- **SET TASK**
Only the lines from the one containing "Output the text content of this document." to the end of the material are to be copied, exactly and in full; images stay out.

- **PROVIDED ENTRIES**
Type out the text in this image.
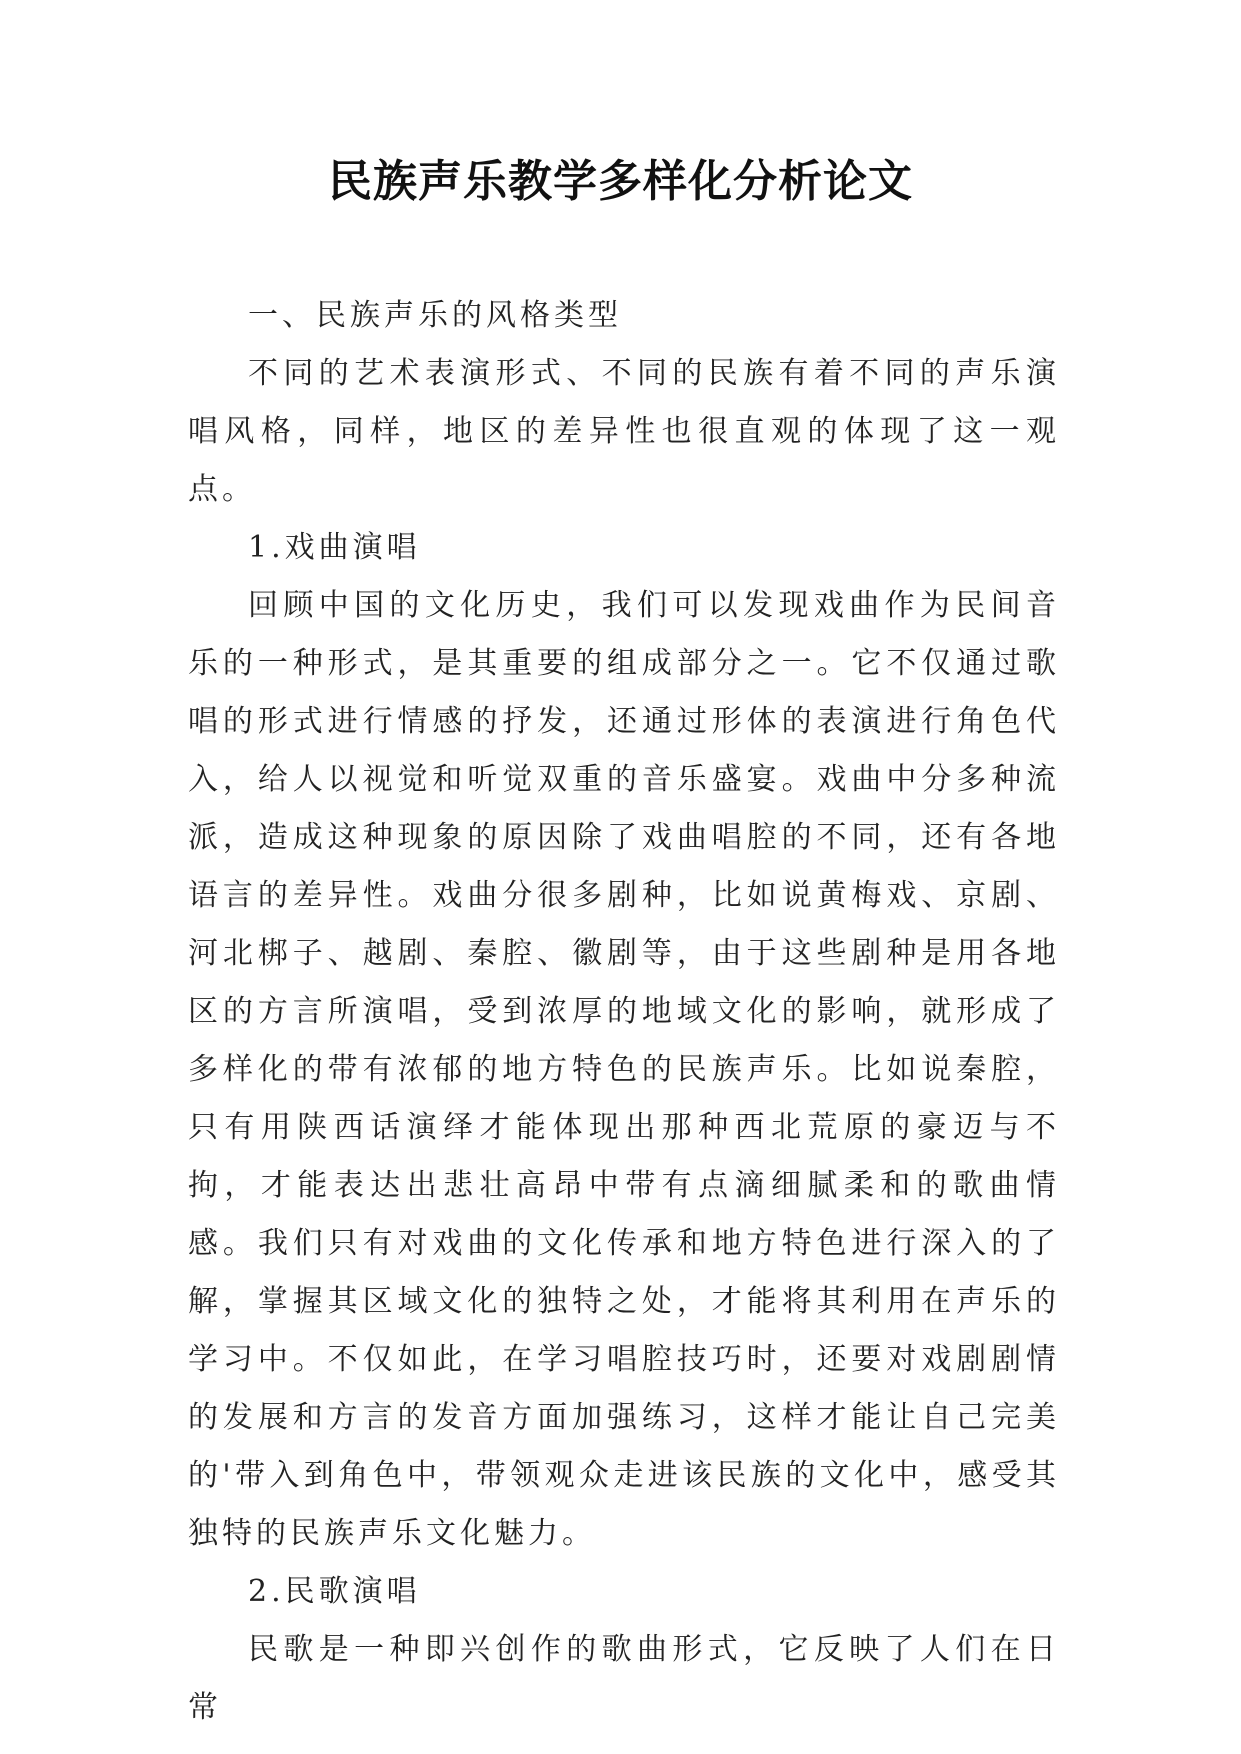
民族声乐教学多样化分析论文

一、民族声乐的风格类型

不同的艺术表演形式、不同的民族有着不同的声乐演唱风格，同样，地区的差异性也很直观的体现了这一观点。

1.戏曲演唱

回顾中国的文化历史，我们可以发现戏曲作为民间音乐的一种形式，是其重要的组成部分之一。它不仅通过歌唱的形式进行情感的抒发，还通过形体的表演进行角色代入，给人以视觉和听觉双重的音乐盛宴。戏曲中分多种流派，造成这种现象的原因除了戏曲唱腔的不同，还有各地语言的差异性。戏曲分很多剧种，比如说黄梅戏、京剧、河北梆子、越剧、秦腔、徽剧等，由于这些剧种是用各地区的方言所演唱，受到浓厚的地域文化的影响，就形成了多样化的带有浓郁的地方特色的民族声乐。比如说秦腔，只有用陕西话演绎才能体现出那种西北荒原的豪迈与不拘，才能表达出悲壮高昂中带有点滴细腻柔和的歌曲情感。我们只有对戏曲的文化传承和地方特色进行深入的了解，掌握其区域文化的独特之处，才能将其利用在声乐的学习中。不仅如此，在学习唱腔技巧时，还要对戏剧剧情的发展和方言的发音方面加强练习，这样才能让自己完美的'带入到角色中，带领观众走进该民族的文化中，感受其独特的民族声乐文化魅力。

2.民歌演唱

民歌是一种即兴创作的歌曲形式，它反映了人们在日常
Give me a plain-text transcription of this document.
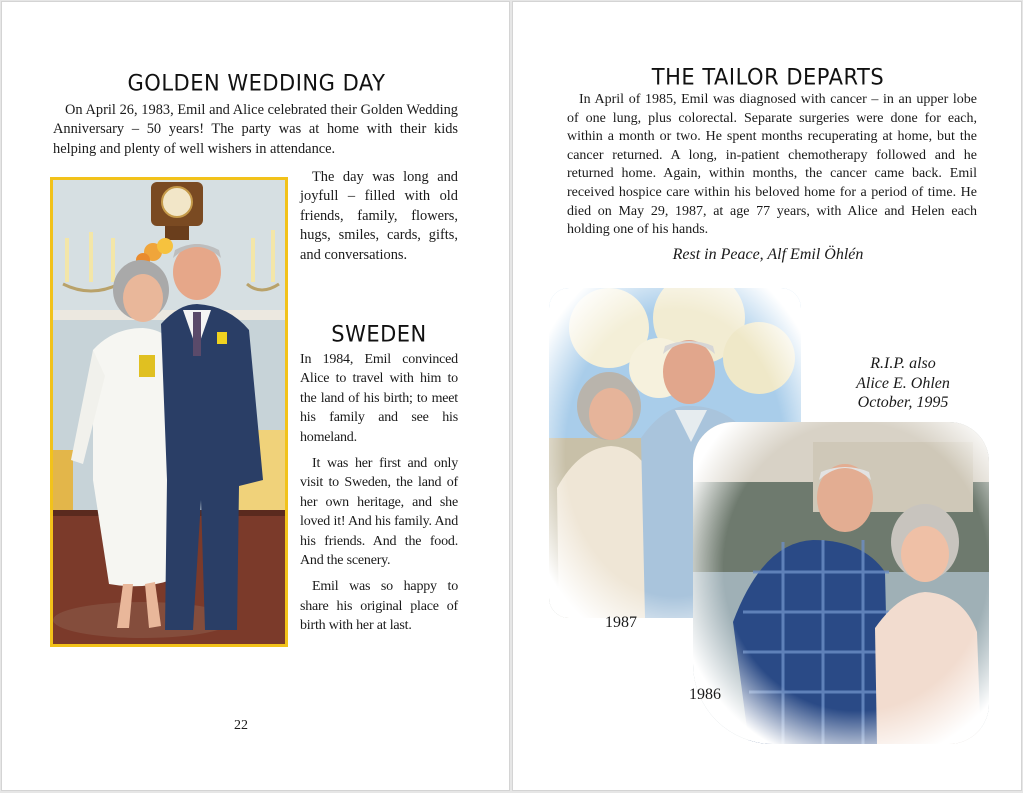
GOLDEN WEDDING DAY

On April 26, 1983, Emil and Alice celebrated their Golden Wedding Anniversary – 50 years! The party was at home with their kids helping and plenty of well wishers in attendance.

The day was long and joyfull – filled with old friends, family, flowers, hugs, smiles, cards, gifts, and conversations.

SWEDEN

In 1984, Emil convinced Alice to travel with him to the land of his birth; to meet his family and see his homeland.

It was her first and only visit to Sweden, the land of her own heritage, and she loved it! And his family. And his friends. And the food. And the scenery.

Emil was so happy to share his original place of birth with her at last.

22
THE TAILOR DEPARTS

In April of 1985, Emil was diagnosed with cancer – in an upper lobe of one lung, plus colorectal. Separate surgeries were done for each, within a month or two. He spent months recuperating at home, but the cancer returned. A long, in-patient chemotherapy followed and he returned home. Again, within months, the cancer came back. Emil received hospice care within his beloved home for a period of time. He died on May 29, 1987, at age 77 years, with Alice and Helen each holding one of his hands.

Rest in Peace, Alf Emil Öhlén
R.I.P. also
Alice E. Ohlen
October, 1995
1987
1986
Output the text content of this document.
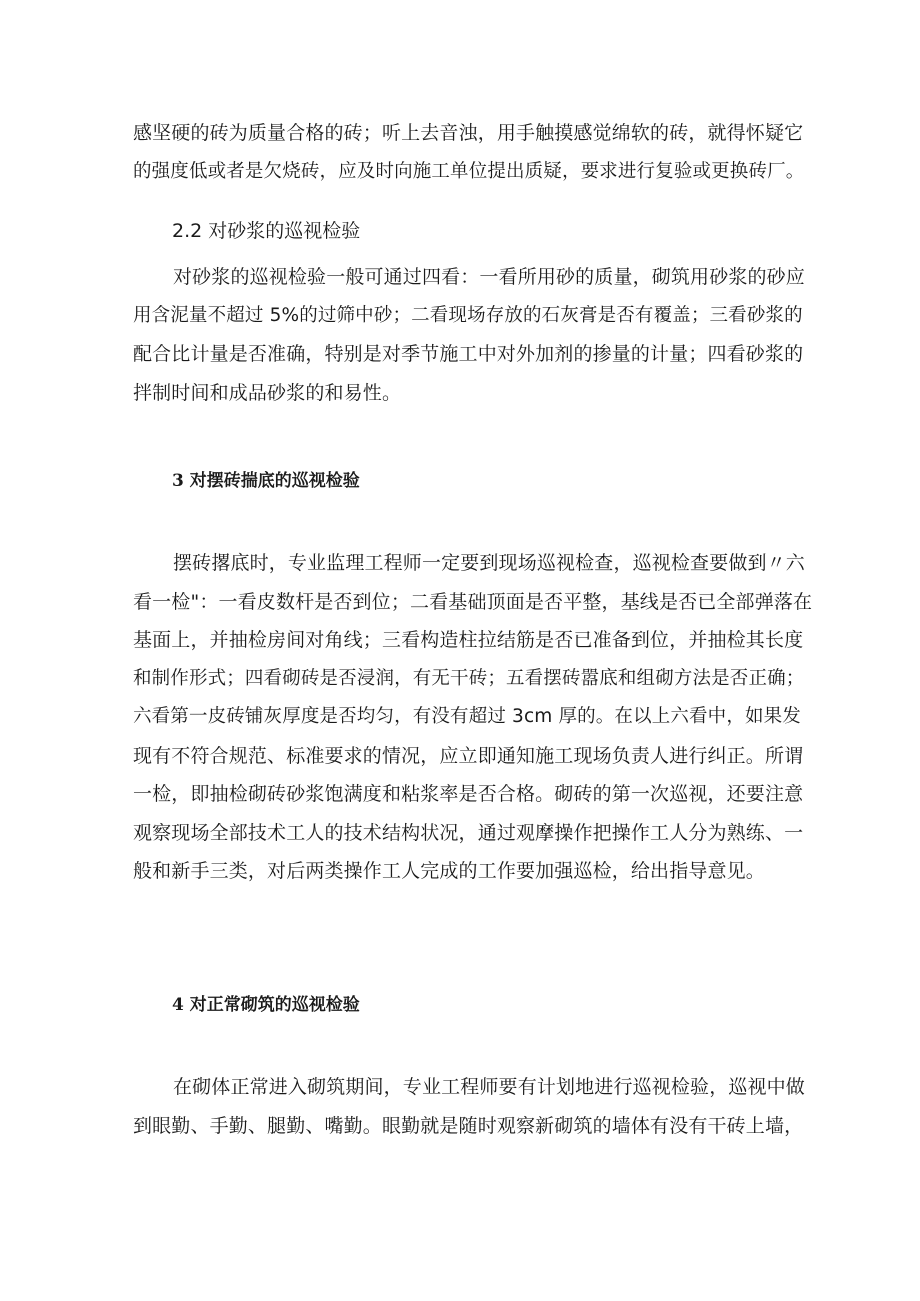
感坚硬的砖为质量合格的砖；听上去音浊，用手触摸感觉绵软的砖，就得怀疑它
的强度低或者是欠烧砖，应及时向施工单位提出质疑，要求进行复验或更换砖厂。

2.2 对砂浆的巡视检验

对砂浆的巡视检验一般可通过四看：一看所用砂的质量，砌筑用砂浆的砂应
用含泥量不超过 5%的过筛中砂；二看现场存放的石灰膏是否有覆盖；三看砂浆的
配合比计量是否准确，特别是对季节施工中对外加剂的掺量的计量；四看砂浆的
拌制时间和成品砂浆的和易性。

3 对摆砖揣底的巡视检验

摆砖撂底时，专业监理工程师一定要到现场巡视检查，巡视检查要做到〃六
看一检"：一看皮数杆是否到位；二看基础顶面是否平整，基线是否已全部弹落在
基面上，并抽检房间对角线；三看构造柱拉结筋是否已准备到位，并抽检其长度
和制作形式；四看砌砖是否浸润，有无干砖；五看摆砖嚣底和组砌方法是否正确；
六看第一皮砖铺灰厚度是否均匀，有没有超过 3cm 厚的。在以上六看中，如果发
现有不符合规范、标准要求的情况，应立即通知施工现场负责人进行纠正。所谓
一检，即抽检砌砖砂浆饱满度和粘浆率是否合格。砌砖的第一次巡视，还要注意
观察现场全部技术工人的技术结构状况，通过观摩操作把操作工人分为熟练、一
般和新手三类，对后两类操作工人完成的工作要加强巡检，给出指导意见。

4 对正常砌筑的巡视检验

在砌体正常进入砌筑期间，专业工程师要有计划地进行巡视检验，巡视中做
到眼勤、手勤、腿勤、嘴勤。眼勤就是随时观察新砌筑的墙体有没有干砖上墙，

- **PROBLEM SOLUTION**
Output the text content of this document.
感坚硬的砖为质量合格的砖；听上去音浊，用手触摸感觉绵软的砖，就得怀疑它
的强度低或者是欠烧砖，应及时向施工单位提出质疑，要求进行复验或更换砖厂。

2.2 对砂浆的巡视检验

对砂浆的巡视检验一般可通过四看：一看所用砂的质量，砌筑用砂浆的砂应
用含泥量不超过 5%的过筛中砂；二看现场存放的石灰膏是否有覆盖；三看砂浆的
配合比计量是否准确，特别是对季节施工中对外加剂的掺量的计量；四看砂浆的
拌制时间和成品砂浆的和易性。

3 对摆砖揣底的巡视检验

摆砖撂底时，专业监理工程师一定要到现场巡视检查，巡视检查要做到〃六
看一检"：一看皮数杆是否到位；二看基础顶面是否平整，基线是否已全部弹落在
基面上，并抽检房间对角线；三看构造柱拉结筋是否已准备到位，并抽检其长度
和制作形式；四看砌砖是否浸润，有无干砖；五看摆砖嚣底和组砌方法是否正确；
六看第一皮砖铺灰厚度是否均匀，有没有超过 3cm 厚的。在以上六看中，如果发
现有不符合规范、标准要求的情况，应立即通知施工现场负责人进行纠正。所谓
一检，即抽检砌砖砂浆饱满度和粘浆率是否合格。砌砖的第一次巡视，还要注意
观察现场全部技术工人的技术结构状况，通过观摩操作把操作工人分为熟练、一
般和新手三类，对后两类操作工人完成的工作要加强巡检，给出指导意见。

4 对正常砌筑的巡视检验

在砌体正常进入砌筑期间，专业工程师要有计划地进行巡视检验，巡视中做
到眼勤、手勤、腿勤、嘴勤。眼勤就是随时观察新砌筑的墙体有没有干砖上墙，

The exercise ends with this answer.